[Figure record listings]
________________
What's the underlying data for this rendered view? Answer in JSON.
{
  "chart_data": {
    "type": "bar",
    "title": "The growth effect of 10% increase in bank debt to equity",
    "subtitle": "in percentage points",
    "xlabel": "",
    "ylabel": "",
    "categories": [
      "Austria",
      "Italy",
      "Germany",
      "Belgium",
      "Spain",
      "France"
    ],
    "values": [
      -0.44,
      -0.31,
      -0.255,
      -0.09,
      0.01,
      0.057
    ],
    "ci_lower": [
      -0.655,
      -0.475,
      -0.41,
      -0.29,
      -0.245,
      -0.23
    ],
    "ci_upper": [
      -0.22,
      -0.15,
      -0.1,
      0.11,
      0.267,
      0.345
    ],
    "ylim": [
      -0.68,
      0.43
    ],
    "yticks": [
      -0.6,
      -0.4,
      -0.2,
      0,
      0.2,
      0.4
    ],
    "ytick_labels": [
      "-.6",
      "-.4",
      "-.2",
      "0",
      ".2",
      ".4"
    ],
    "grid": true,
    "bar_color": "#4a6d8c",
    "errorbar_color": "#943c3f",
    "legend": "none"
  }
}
________________
Brief:
Transcribe the material above word for word.

Solution for this exercise:
What's the underlying data for this rendered view? Answer in JSON.
{
  "chart_data": {
    "type": "bar",
    "title": "The growth effect of 10% increase in bank debt to equity",
    "subtitle": "in percentage points",
    "xlabel": "",
    "ylabel": "",
    "categories": [
      "Austria",
      "Italy",
      "Germany",
      "Belgium",
      "Spain",
      "France"
    ],
    "values": [
      -0.44,
      -0.31,
      -0.255,
      -0.09,
      0.01,
      0.057
    ],
    "ci_lower": [
      -0.655,
      -0.475,
      -0.41,
      -0.29,
      -0.245,
      -0.23
    ],
    "ci_upper": [
      -0.22,
      -0.15,
      -0.1,
      0.11,
      0.267,
      0.345
    ],
    "ylim": [
      -0.68,
      0.43
    ],
    "yticks": [
      -0.6,
      -0.4,
      -0.2,
      0,
      0.2,
      0.4
    ],
    "ytick_labels": [
      "-.6",
      "-.4",
      "-.2",
      "0",
      ".2",
      ".4"
    ],
    "grid": true,
    "bar_color": "#4a6d8c",
    "errorbar_color": "#943c3f",
    "legend": "none"
  }
}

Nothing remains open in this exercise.